Return each line of the data below that contains the string "details". Case matters, so match capitals and lowercase letters as given.

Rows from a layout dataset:
>> BEGIN

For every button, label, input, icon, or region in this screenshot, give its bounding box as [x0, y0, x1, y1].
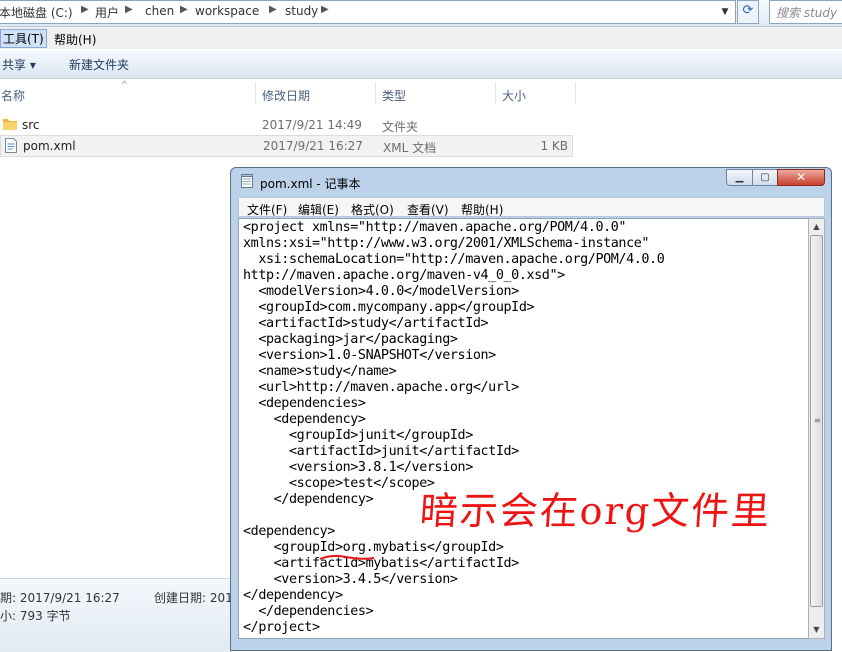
column-name[interactable]: 名称 [1, 87, 25, 104]
folder-icon [3, 119, 17, 130]
scroll-down-icon[interactable]: ▼ [809, 622, 824, 638]
menu-edit[interactable]: 编辑(E) [298, 201, 339, 218]
notepad-window[interactable]: pom.xml - 记事本 ▁ ▢ ✕ 文件(F) 编辑(E) 格式(O) 查看… [230, 167, 832, 651]
column-divider[interactable] [495, 82, 496, 104]
refresh-icon[interactable]: ⟳ [737, 0, 759, 24]
file-content: <project xmlns="http://maven.apache.org/… [243, 220, 665, 635]
file-type: 文件夹 [382, 120, 419, 134]
menu-help[interactable]: 帮助(H) [461, 201, 503, 218]
column-divider[interactable] [375, 82, 376, 104]
sort-arrow-icon: ^ [121, 80, 128, 89]
file-size: 1 KB [540, 139, 568, 153]
grip-icon: ≡ [814, 416, 821, 425]
details-modified: 期: 2017/9/21 16:27 [0, 591, 120, 605]
details-created: 创建日期: 201 [154, 591, 233, 605]
notepad-text-area[interactable]: <project xmlns="http://maven.apache.org/… [238, 218, 815, 639]
breadcrumb-separator-icon[interactable]: ▶ [269, 4, 277, 15]
handwritten-annotation: 暗示会在org文件里 [418, 489, 773, 533]
column-size[interactable]: 大小 [502, 87, 526, 104]
annotation-underline [319, 554, 375, 560]
column-divider[interactable] [255, 82, 256, 104]
file-modified: 2017/9/21 14:49 [262, 118, 362, 132]
notepad-menu-bar: 文件(F) 编辑(E) 格式(O) 查看(V) 帮助(H) [238, 197, 825, 217]
command-bar: 共享 ▾ 新建文件夹 [0, 50, 842, 79]
address-bar-strip: 本地磁盘 (C:) ▶ 用户 ▶ chen ▶ workspace ▶ stud… [0, 0, 842, 27]
menu-format[interactable]: 格式(O) [351, 201, 394, 218]
file-name: pom.xml [23, 139, 76, 153]
breadcrumb-study[interactable]: study [285, 4, 318, 18]
maximize-button[interactable]: ▢ [752, 169, 778, 186]
new-folder-button[interactable]: 新建文件夹 [69, 56, 129, 73]
xml-file-icon [5, 138, 17, 153]
column-modified[interactable]: 修改日期 [262, 87, 310, 104]
file-modified: 2017/9/21 16:27 [263, 139, 363, 153]
menu-help[interactable]: 帮助(H) [54, 31, 96, 48]
breadcrumb-workspace[interactable]: workspace [195, 4, 259, 18]
breadcrumb-separator-icon[interactable]: ▶ [180, 4, 188, 15]
close-button[interactable]: ✕ [777, 169, 825, 186]
details-pane: 期: 2017/9/21 16:27 创建日期: 201 小: 793 字节 [0, 578, 233, 652]
search-input[interactable]: 搜索 study [769, 0, 842, 24]
breadcrumb-separator-icon[interactable]: ▶ [81, 4, 89, 15]
window-title: pom.xml - 记事本 [260, 177, 361, 191]
breadcrumb-separator-icon[interactable]: ▶ [321, 4, 329, 15]
column-divider[interactable] [575, 82, 576, 104]
share-button[interactable]: 共享 ▾ [2, 56, 36, 73]
breadcrumb-users[interactable]: 用户 [95, 4, 119, 21]
menu-tools[interactable]: 工具(T) [0, 29, 47, 48]
search-placeholder: 搜索 study [776, 6, 838, 20]
details-size: 小: 793 字节 [0, 609, 71, 623]
vertical-scrollbar[interactable]: ▲ ≡ ▼ [808, 218, 825, 639]
menu-bar: 工具(T) 帮助(H) [0, 27, 842, 49]
notepad-icon [241, 174, 253, 188]
status-strip [0, 645, 232, 651]
scroll-up-icon[interactable]: ▲ [809, 219, 824, 235]
breadcrumb-separator-icon[interactable]: ▶ [125, 4, 133, 15]
file-type: XML 文档 [383, 141, 437, 155]
menu-file[interactable]: 文件(F) [247, 201, 287, 218]
column-header: ^ 名称 修改日期 类型 大小 [0, 80, 842, 106]
menu-view[interactable]: 查看(V) [407, 201, 449, 218]
file-row-pom[interactable]: pom.xml 2017/9/21 16:27 XML 文档 1 KB [0, 135, 573, 157]
address-box[interactable]: 本地磁盘 (C:) ▶ 用户 ▶ chen ▶ workspace ▶ stud… [0, 0, 736, 24]
file-row-src[interactable]: src 2017/9/21 14:49 文件夹 [0, 115, 572, 135]
breadcrumb-drive[interactable]: 本地磁盘 (C:) [0, 4, 73, 21]
file-name: src [22, 118, 40, 132]
breadcrumb-chen[interactable]: chen [145, 4, 174, 18]
scrollbar-thumb[interactable]: ≡ [810, 235, 823, 607]
column-type[interactable]: 类型 [382, 87, 406, 104]
minimize-button[interactable]: ▁ [726, 169, 753, 186]
address-dropdown-icon[interactable]: ▼ [717, 2, 733, 22]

>> END

_Result for this task_.
details-modified: 期: 2017/9/21 16:27 [0, 591, 120, 605]
details-created: 创建日期: 201 [154, 591, 233, 605]
details-pane: 期: 2017/9/21 16:27 创建日期: 201 小: 793 字节 [0, 578, 233, 652]
details-size: 小: 793 字节 [0, 609, 71, 623]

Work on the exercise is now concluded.